--- Provided data ---
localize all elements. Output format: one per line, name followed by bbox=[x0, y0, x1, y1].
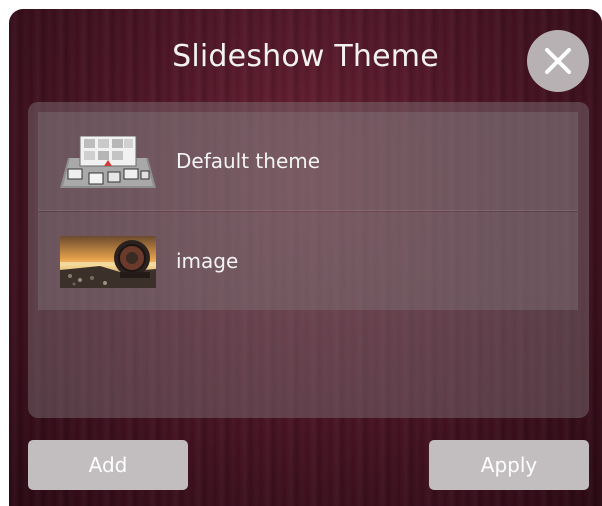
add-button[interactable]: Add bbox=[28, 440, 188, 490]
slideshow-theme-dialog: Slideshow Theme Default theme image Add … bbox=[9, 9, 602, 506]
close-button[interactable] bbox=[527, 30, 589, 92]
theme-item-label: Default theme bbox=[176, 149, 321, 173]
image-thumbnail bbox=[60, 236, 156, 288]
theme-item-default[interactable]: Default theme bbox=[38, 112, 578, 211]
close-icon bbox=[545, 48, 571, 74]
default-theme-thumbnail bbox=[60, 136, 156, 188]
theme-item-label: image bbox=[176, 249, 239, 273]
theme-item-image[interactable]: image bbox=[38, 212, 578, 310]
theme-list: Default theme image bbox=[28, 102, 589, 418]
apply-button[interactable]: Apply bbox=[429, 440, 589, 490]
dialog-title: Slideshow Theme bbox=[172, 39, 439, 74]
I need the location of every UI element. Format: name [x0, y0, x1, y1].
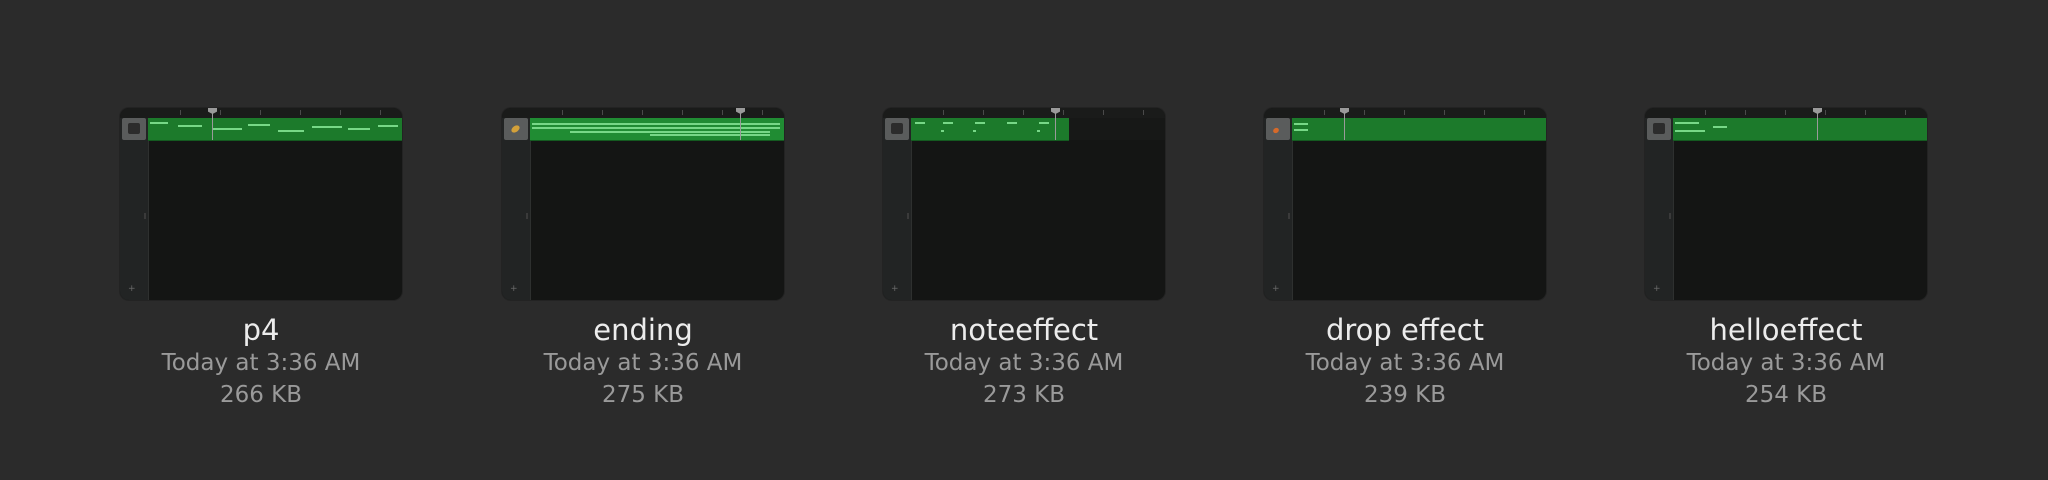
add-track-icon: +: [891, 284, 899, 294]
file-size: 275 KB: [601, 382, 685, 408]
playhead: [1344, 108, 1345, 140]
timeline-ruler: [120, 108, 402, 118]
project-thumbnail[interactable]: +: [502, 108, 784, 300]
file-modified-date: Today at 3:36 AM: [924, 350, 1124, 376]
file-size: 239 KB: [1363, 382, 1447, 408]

--- Goal ---
Convert all the lines above into a numbered list, skipping any blank lines and leaving out the pictures.

--- Task response ---
1. localize all elements. Output format: one per line, name followed by bbox=[x0, y0, x1, y1].
2. add-button[interactable]: Add bbox=[28, 440, 188, 490]
3. slideshow-theme-dialog: Slideshow Theme Default theme image Add … bbox=[9, 9, 602, 506]
4. close-button[interactable] bbox=[527, 30, 589, 92]
5. theme-item-label: Default theme bbox=[176, 149, 321, 173]
6. image-thumbnail bbox=[60, 236, 156, 288]
7. theme-item-default[interactable]: Default theme bbox=[38, 112, 578, 211]
8. close-icon bbox=[545, 48, 571, 74]
9. default-theme-thumbnail bbox=[60, 136, 156, 188]
10. theme-item-label: image bbox=[176, 249, 239, 273]
11. theme-item-image[interactable]: image bbox=[38, 212, 578, 310]
12. theme-list: Default theme image bbox=[28, 102, 589, 418]
13. apply-button[interactable]: Apply bbox=[429, 440, 589, 490]
14. dialog-title: Slideshow Theme bbox=[172, 39, 439, 74]
15. I need the location of every UI element. Format: name [x0, y0, x1, y1].
16. add-track-icon: +: [891, 284, 899, 294]
17. file-size: 275 KB: [601, 382, 685, 408]
18. playhead: [1344, 108, 1345, 140]
19. timeline-ruler: [120, 108, 402, 118]
20. project-thumbnail[interactable]: +: [502, 108, 784, 300]
21. file-modified-date: Today at 3:36 AM: [924, 350, 1124, 376]
22. file-size: 239 KB: [1363, 382, 1447, 408]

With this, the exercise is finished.